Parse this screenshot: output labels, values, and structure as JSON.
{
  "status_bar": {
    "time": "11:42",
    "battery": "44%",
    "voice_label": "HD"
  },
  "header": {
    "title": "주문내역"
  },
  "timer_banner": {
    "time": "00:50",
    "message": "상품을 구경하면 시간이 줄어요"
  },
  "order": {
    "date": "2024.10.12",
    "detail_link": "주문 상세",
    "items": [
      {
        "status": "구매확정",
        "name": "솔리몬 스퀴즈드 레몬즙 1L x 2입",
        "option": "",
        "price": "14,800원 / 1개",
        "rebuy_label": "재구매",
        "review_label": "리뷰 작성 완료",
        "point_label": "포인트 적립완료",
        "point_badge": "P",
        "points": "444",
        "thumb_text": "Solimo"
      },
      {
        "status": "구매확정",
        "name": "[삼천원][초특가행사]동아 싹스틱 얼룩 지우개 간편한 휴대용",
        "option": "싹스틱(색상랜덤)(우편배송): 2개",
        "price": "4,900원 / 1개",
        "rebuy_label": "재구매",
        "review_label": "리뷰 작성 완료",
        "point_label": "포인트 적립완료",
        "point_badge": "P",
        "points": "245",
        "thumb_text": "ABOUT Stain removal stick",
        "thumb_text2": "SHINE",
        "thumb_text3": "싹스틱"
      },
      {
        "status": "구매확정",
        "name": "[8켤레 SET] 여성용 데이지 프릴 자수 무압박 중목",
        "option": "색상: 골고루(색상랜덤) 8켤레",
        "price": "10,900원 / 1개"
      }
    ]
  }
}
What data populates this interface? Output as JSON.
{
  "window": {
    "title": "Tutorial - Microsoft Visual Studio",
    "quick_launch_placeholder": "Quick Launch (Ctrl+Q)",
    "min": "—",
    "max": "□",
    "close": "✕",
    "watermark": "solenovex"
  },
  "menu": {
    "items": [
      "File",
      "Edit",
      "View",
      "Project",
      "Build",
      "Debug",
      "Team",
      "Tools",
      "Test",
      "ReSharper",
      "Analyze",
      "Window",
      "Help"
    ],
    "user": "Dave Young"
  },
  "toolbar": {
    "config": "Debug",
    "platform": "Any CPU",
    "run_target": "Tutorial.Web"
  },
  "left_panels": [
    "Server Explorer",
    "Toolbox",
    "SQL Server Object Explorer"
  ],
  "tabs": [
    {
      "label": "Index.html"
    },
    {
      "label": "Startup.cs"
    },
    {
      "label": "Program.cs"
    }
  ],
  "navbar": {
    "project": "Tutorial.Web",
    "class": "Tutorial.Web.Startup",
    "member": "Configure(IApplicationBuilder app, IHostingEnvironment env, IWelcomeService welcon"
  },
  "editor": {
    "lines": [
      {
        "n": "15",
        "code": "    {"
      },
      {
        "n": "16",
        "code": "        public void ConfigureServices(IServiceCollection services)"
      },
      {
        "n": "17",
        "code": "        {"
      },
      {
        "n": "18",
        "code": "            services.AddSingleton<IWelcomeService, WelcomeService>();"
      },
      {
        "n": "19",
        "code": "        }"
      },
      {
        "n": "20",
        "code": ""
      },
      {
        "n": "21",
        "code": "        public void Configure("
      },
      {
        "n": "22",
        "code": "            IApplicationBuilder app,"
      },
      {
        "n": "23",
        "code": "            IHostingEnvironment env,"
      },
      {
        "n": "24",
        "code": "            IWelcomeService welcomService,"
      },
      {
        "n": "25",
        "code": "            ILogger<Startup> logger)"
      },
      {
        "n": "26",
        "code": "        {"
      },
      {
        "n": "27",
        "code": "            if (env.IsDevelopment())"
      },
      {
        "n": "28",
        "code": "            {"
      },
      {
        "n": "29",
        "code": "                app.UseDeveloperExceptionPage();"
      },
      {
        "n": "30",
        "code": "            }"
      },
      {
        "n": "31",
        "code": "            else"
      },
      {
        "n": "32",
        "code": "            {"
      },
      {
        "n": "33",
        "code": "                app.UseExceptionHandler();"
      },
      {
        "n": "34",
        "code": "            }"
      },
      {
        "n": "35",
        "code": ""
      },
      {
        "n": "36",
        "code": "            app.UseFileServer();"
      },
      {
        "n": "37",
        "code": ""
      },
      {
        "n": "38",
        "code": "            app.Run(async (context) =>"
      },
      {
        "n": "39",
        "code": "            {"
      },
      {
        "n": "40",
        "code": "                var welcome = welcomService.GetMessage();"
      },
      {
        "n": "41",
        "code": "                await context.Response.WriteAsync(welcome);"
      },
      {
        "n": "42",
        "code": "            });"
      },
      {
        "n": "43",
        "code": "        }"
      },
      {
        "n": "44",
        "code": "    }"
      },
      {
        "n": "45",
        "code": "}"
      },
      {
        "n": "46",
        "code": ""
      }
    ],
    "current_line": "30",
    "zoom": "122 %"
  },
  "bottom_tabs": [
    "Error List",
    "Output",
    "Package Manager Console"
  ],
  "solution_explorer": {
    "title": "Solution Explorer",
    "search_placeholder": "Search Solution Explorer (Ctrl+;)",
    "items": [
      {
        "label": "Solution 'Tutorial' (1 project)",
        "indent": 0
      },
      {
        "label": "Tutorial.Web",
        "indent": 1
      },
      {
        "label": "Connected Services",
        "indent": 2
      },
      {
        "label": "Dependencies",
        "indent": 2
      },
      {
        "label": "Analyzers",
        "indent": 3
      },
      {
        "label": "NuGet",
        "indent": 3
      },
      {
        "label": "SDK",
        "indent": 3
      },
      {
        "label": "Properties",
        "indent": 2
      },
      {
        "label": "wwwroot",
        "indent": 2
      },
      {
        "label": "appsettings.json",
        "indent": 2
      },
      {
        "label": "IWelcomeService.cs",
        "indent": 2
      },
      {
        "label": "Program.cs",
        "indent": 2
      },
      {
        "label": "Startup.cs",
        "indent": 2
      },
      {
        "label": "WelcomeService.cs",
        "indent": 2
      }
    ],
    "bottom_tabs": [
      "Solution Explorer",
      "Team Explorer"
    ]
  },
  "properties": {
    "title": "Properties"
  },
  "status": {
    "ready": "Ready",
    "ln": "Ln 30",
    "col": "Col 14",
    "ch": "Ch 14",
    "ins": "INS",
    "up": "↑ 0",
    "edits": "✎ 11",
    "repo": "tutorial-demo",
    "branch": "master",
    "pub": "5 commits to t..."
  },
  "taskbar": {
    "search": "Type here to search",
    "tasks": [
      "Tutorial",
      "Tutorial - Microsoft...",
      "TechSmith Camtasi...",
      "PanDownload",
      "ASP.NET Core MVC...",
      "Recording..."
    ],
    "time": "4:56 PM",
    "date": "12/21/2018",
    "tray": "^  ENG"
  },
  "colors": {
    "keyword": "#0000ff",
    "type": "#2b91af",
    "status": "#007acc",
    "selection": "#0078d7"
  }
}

The exercise:
All of the data above should be transcribed exactly.

Task output:
Parse this screenshot: output labels, values, and structure as JSON.
{
  "status_bar": {
    "time": "11:42",
    "battery": "44%",
    "voice_label": "HD"
  },
  "header": {
    "title": "주문내역"
  },
  "timer_banner": {
    "time": "00:50",
    "message": "상품을 구경하면 시간이 줄어요"
  },
  "order": {
    "date": "2024.10.12",
    "detail_link": "주문 상세",
    "items": [
      {
        "status": "구매확정",
        "name": "솔리몬 스퀴즈드 레몬즙 1L x 2입",
        "option": "",
        "price": "14,800원 / 1개",
        "rebuy_label": "재구매",
        "review_label": "리뷰 작성 완료",
        "point_label": "포인트 적립완료",
        "point_badge": "P",
        "points": "444",
        "thumb_text": "Solimo"
      },
      {
        "status": "구매확정",
        "name": "[삼천원][초특가행사]동아 싹스틱 얼룩 지우개 간편한 휴대용",
        "option": "싹스틱(색상랜덤)(우편배송): 2개",
        "price": "4,900원 / 1개",
        "rebuy_label": "재구매",
        "review_label": "리뷰 작성 완료",
        "point_label": "포인트 적립완료",
        "point_badge": "P",
        "points": "245",
        "thumb_text": "ABOUT Stain removal stick",
        "thumb_text2": "SHINE",
        "thumb_text3": "싹스틱"
      },
      {
        "status": "구매확정",
        "name": "[8켤레 SET] 여성용 데이지 프릴 자수 무압박 중목",
        "option": "색상: 골고루(색상랜덤) 8켤레",
        "price": "10,900원 / 1개"
      }
    ]
  }
}
What data populates this interface? Output as JSON.
{
  "window": {
    "title": "Tutorial - Microsoft Visual Studio",
    "quick_launch_placeholder": "Quick Launch (Ctrl+Q)",
    "min": "—",
    "max": "□",
    "close": "✕",
    "watermark": "solenovex"
  },
  "menu": {
    "items": [
      "File",
      "Edit",
      "View",
      "Project",
      "Build",
      "Debug",
      "Team",
      "Tools",
      "Test",
      "ReSharper",
      "Analyze",
      "Window",
      "Help"
    ],
    "user": "Dave Young"
  },
  "toolbar": {
    "config": "Debug",
    "platform": "Any CPU",
    "run_target": "Tutorial.Web"
  },
  "left_panels": [
    "Server Explorer",
    "Toolbox",
    "SQL Server Object Explorer"
  ],
  "tabs": [
    {
      "label": "Index.html"
    },
    {
      "label": "Startup.cs"
    },
    {
      "label": "Program.cs"
    }
  ],
  "navbar": {
    "project": "Tutorial.Web",
    "class": "Tutorial.Web.Startup",
    "member": "Configure(IApplicationBuilder app, IHostingEnvironment env, IWelcomeService welcon"
  },
  "editor": {
    "lines": [
      {
        "n": "15",
        "code": "    {"
      },
      {
        "n": "16",
        "code": "        public void ConfigureServices(IServiceCollection services)"
      },
      {
        "n": "17",
        "code": "        {"
      },
      {
        "n": "18",
        "code": "            services.AddSingleton<IWelcomeService, WelcomeService>();"
      },
      {
        "n": "19",
        "code": "        }"
      },
      {
        "n": "20",
        "code": ""
      },
      {
        "n": "21",
        "code": "        public void Configure("
      },
      {
        "n": "22",
        "code": "            IApplicationBuilder app,"
      },
      {
        "n": "23",
        "code": "            IHostingEnvironment env,"
      },
      {
        "n": "24",
        "code": "            IWelcomeService welcomService,"
      },
      {
        "n": "25",
        "code": "            ILogger<Startup> logger)"
      },
      {
        "n": "26",
        "code": "        {"
      },
      {
        "n": "27",
        "code": "            if (env.IsDevelopment())"
      },
      {
        "n": "28",
        "code": "            {"
      },
      {
        "n": "29",
        "code": "                app.UseDeveloperExceptionPage();"
      },
      {
        "n": "30",
        "code": "            }"
      },
      {
        "n": "31",
        "code": "            else"
      },
      {
        "n": "32",
        "code": "            {"
      },
      {
        "n": "33",
        "code": "                app.UseExceptionHandler();"
      },
      {
        "n": "34",
        "code": "            }"
      },
      {
        "n": "35",
        "code": ""
      },
      {
        "n": "36",
        "code": "            app.UseFileServer();"
      },
      {
        "n": "37",
        "code": ""
      },
      {
        "n": "38",
        "code": "            app.Run(async (context) =>"
      },
      {
        "n": "39",
        "code": "            {"
      },
      {
        "n": "40",
        "code": "                var welcome = welcomService.GetMessage();"
      },
      {
        "n": "41",
        "code": "                await context.Response.WriteAsync(welcome);"
      },
      {
        "n": "42",
        "code": "            });"
      },
      {
        "n": "43",
        "code": "        }"
      },
      {
        "n": "44",
        "code": "    }"
      },
      {
        "n": "45",
        "code": "}"
      },
      {
        "n": "46",
        "code": ""
      }
    ],
    "current_line": "30",
    "zoom": "122 %"
  },
  "bottom_tabs": [
    "Error List",
    "Output",
    "Package Manager Console"
  ],
  "solution_explorer": {
    "title": "Solution Explorer",
    "search_placeholder": "Search Solution Explorer (Ctrl+;)",
    "items": [
      {
        "label": "Solution 'Tutorial' (1 project)",
        "indent": 0
      },
      {
        "label": "Tutorial.Web",
        "indent": 1
      },
      {
        "label": "Connected Services",
        "indent": 2
      },
      {
        "label": "Dependencies",
        "indent": 2
      },
      {
        "label": "Analyzers",
        "indent": 3
      },
      {
        "label": "NuGet",
        "indent": 3
      },
      {
        "label": "SDK",
        "indent": 3
      },
      {
        "label": "Properties",
        "indent": 2
      },
      {
        "label": "wwwroot",
        "indent": 2
      },
      {
        "label": "appsettings.json",
        "indent": 2
      },
      {
        "label": "IWelcomeService.cs",
        "indent": 2
      },
      {
        "label": "Program.cs",
        "indent": 2
      },
      {
        "label": "Startup.cs",
        "indent": 2
      },
      {
        "label": "WelcomeService.cs",
        "indent": 2
      }
    ],
    "bottom_tabs": [
      "Solution Explorer",
      "Team Explorer"
    ]
  },
  "properties": {
    "title": "Properties"
  },
  "status": {
    "ready": "Ready",
    "ln": "Ln 30",
    "col": "Col 14",
    "ch": "Ch 14",
    "ins": "INS",
    "up": "↑ 0",
    "edits": "✎ 11",
    "repo": "tutorial-demo",
    "branch": "master",
    "pub": "5 commits to t..."
  },
  "taskbar": {
    "search": "Type here to search",
    "tasks": [
      "Tutorial",
      "Tutorial - Microsoft...",
      "TechSmith Camtasi...",
      "PanDownload",
      "ASP.NET Core MVC...",
      "Recording..."
    ],
    "time": "4:56 PM",
    "date": "12/21/2018",
    "tray": "^  ENG"
  },
  "colors": {
    "keyword": "#0000ff",
    "type": "#2b91af",
    "status": "#007acc",
    "selection": "#0078d7"
  }
}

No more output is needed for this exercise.